HDP'nin, 7 Haziran genel seçimlerinde, Güneydoğu'nun ve Doğu'nun büyük bir bölümünde
olduğu gibi Erzurum'da da; Hınıs, Karayazı, Tekman, Karaçoban ve kısmen de Horasan hatta Çat'tan tehdit ve baskı sonucu oy aldığı herkesin bildiği bir gerçektir...
Öyle ki, HDP de kanlı terör örgütü PKK da, bu gerçeği saklama ya da manipüle etme ihtiyacı
duymadı. Aynı çevreler bugün de 1 Kasım genel seçimleri için aynı taktiği denediklerini zaten
söyleyip duruyorlar.
Daha bir kaç gün önceydi, gazeteniz Palandöken PKK tarafından köylerde yaşayan insanlara gönderilen tehdit mektubunu yayınlamış ve "eğer ciddi bir önlem alınmaz ise, önümüzdeki seçimde de bu yöredeki halk, silah korkusu ile yine HDP oy verecek" demiştik.
Aradan geçen sürede acaba neler oldu, kolluk kuvvetleri bu tehdit ve baskılar karşısında yöre halkının güven içinde oy kullanması için hangi önlemleri aldı, diye baktık...
**********
Görev 1: Alıntı metinde Erzurum'dan adı sayılan yerleri metindeki sırayla lütfen yazın.
**********
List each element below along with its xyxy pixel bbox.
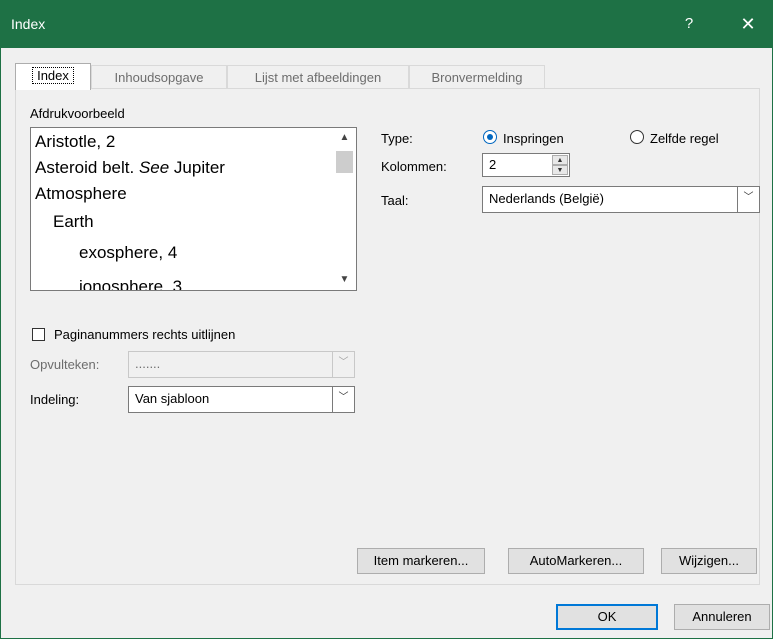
- mark-entry-button[interactable]: Item markeren...: [357, 548, 485, 574]
- close-icon[interactable]: ✕: [736, 14, 760, 34]
- preview-line: Earth: [53, 212, 94, 231]
- preview-label: Afdrukvoorbeeld: [30, 106, 125, 121]
- index-dialog: Index ? ✕ Index Inhoudsopgave Lijst met …: [0, 0, 773, 639]
- format-select[interactable]: Van sjabloon ﹀: [128, 386, 355, 413]
- tab-inhoudsopgave-label: Inhoudsopgave: [114, 70, 204, 85]
- radio-zelfde-regel-label[interactable]: Zelfde regel: [650, 131, 719, 146]
- format-label: Indeling:: [30, 392, 80, 407]
- chevron-down-icon: ﹀: [332, 352, 354, 377]
- tab-bronvermelding[interactable]: Bronvermelding: [409, 65, 545, 88]
- dialog-title: Index: [11, 16, 46, 32]
- language-select[interactable]: Nederlands (België) ﹀: [482, 186, 760, 213]
- preview-scrollbar[interactable]: ▲ ▼: [333, 128, 356, 290]
- title-bar: Index ? ✕: [1, 0, 773, 48]
- type-label: Type:: [381, 131, 413, 146]
- print-preview[interactable]: Aristotle, 2 Asteroid belt. See Jupiter …: [30, 127, 357, 291]
- automark-button[interactable]: AutoMarkeren...: [508, 548, 644, 574]
- language-value: Nederlands (België): [489, 191, 604, 206]
- radio-inspringen-label[interactable]: Inspringen: [503, 131, 564, 146]
- tab-lijst-label: Lijst met afbeeldingen: [254, 70, 382, 85]
- modify-button[interactable]: Wijzigen...: [661, 548, 757, 574]
- scroll-up-icon[interactable]: ▲: [333, 128, 356, 148]
- language-label: Taal:: [381, 193, 409, 208]
- radio-zelfde-regel[interactable]: [630, 130, 644, 144]
- leader-select[interactable]: ....... ﹀: [128, 351, 355, 378]
- preview-line: exosphere, 4: [79, 243, 178, 262]
- spin-down-icon[interactable]: ▼: [552, 165, 568, 175]
- cancel-button[interactable]: Annuleren: [674, 604, 770, 630]
- radio-inspringen[interactable]: [483, 130, 497, 144]
- columns-label: Kolommen:: [381, 159, 447, 174]
- chevron-down-icon[interactable]: ﹀: [332, 387, 354, 412]
- scroll-thumb[interactable]: [336, 151, 353, 173]
- help-icon[interactable]: ?: [679, 14, 699, 34]
- tab-inhoudsopgave[interactable]: Inhoudsopgave: [91, 65, 227, 88]
- tab-index-label: Index: [32, 67, 74, 84]
- leader-value: .......: [135, 356, 161, 371]
- scroll-down-icon[interactable]: ▼: [333, 270, 356, 290]
- columns-stepper[interactable]: 2 ▲ ▼: [482, 153, 570, 177]
- preview-line: ionosphere, 3: [79, 277, 183, 291]
- ok-button[interactable]: OK: [556, 604, 658, 630]
- chevron-down-icon[interactable]: ﹀: [737, 187, 759, 212]
- preview-line: Asteroid belt. See Jupiter: [35, 158, 225, 177]
- preview-line: Atmosphere: [35, 184, 127, 203]
- tab-bronvermelding-label: Bronvermelding: [431, 70, 523, 85]
- spin-up-icon[interactable]: ▲: [552, 155, 568, 165]
- tab-lijst-met-afbeeldingen[interactable]: Lijst met afbeeldingen: [227, 65, 409, 88]
- right-align-label[interactable]: Paginanummers rechts uitlijnen: [54, 327, 235, 342]
- format-value: Van sjabloon: [135, 391, 210, 406]
- tab-index[interactable]: Index: [15, 63, 91, 90]
- preview-line: Aristotle, 2: [35, 132, 116, 151]
- leader-label: Opvulteken:: [30, 357, 100, 372]
- right-align-checkbox[interactable]: [32, 328, 45, 341]
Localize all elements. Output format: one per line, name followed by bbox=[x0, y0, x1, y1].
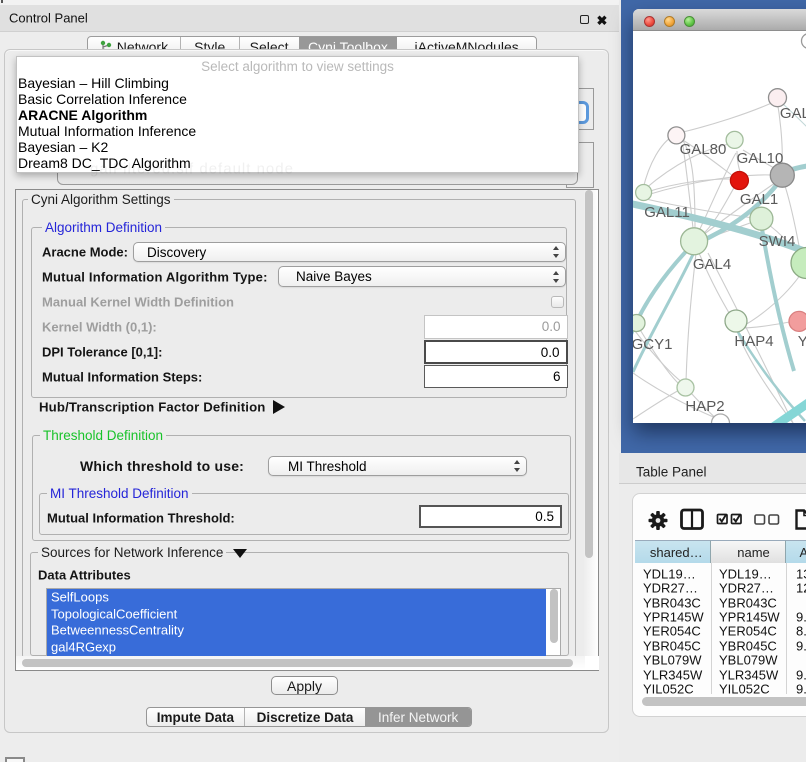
**********
Görev 2: Kayıtlarda "- mark-entry-button[interactable]: Item" içeren satırla başlayıp "- leader-select[interactable]: ......." içeren satıra kadar giden satırları, ikisini de dahil ederek yeniden yazın. Bu satırlarda "Nederlands (België)" yerine "Nederlands (Nederland)" koyun ve başka hiçbir şeyi değiştirmeyin.

Beklenen yanıt 1: Hınıs, Karayazı, Tekman, Karaçoban, Horasan, Çat

Beklenen yanıt 2:
- mark-entry-button[interactable]: Item markeren...: [357, 548, 485, 574]
- close-icon[interactable]: ✕: [736, 14, 760, 34]
- preview-line: Earth: [53, 212, 94, 231]
- preview-label: Afdrukvoorbeeld: [30, 106, 125, 121]
- index-dialog: Index ? ✕ Index Inhoudsopgave Lijst met …: [0, 0, 773, 639]
- format-select[interactable]: Van sjabloon ﹀: [128, 386, 355, 413]
- tab-inhoudsopgave-label: Inhoudsopgave: [114, 70, 204, 85]
- radio-zelfde-regel-label[interactable]: Zelfde regel: [650, 131, 719, 146]
- format-label: Indeling:: [30, 392, 80, 407]
- chevron-down-icon: ﹀: [332, 352, 354, 377]
- tab-bronvermelding[interactable]: Bronvermelding: [409, 65, 545, 88]
- dialog-title: Index: [11, 16, 46, 32]
- language-select[interactable]: Nederlands (Nederland) ﹀: [482, 186, 760, 213]
- preview-scrollbar[interactable]: ▲ ▼: [333, 128, 356, 290]
- title-bar: Index ? ✕: [1, 0, 773, 48]
- type-label: Type:: [381, 131, 413, 146]
- print-preview[interactable]: Aristotle, 2 Asteroid belt. See Jupiter …: [30, 127, 357, 291]
- automark-button[interactable]: AutoMarkeren...: [508, 548, 644, 574]
- language-value: Nederlands (Nederland): [489, 191, 604, 206]
- radio-inspringen-label[interactable]: Inspringen: [503, 131, 564, 146]
- tab-lijst-label: Lijst met afbeeldingen: [254, 70, 382, 85]
- modify-button[interactable]: Wijzigen...: [661, 548, 757, 574]
- scroll-up-icon[interactable]: ▲: [333, 128, 356, 148]
- language-label: Taal:: [381, 193, 409, 208]
- radio-zelfde-regel[interactable]: [630, 130, 644, 144]
- leader-select[interactable]: ....... ﹀: [128, 351, 355, 378]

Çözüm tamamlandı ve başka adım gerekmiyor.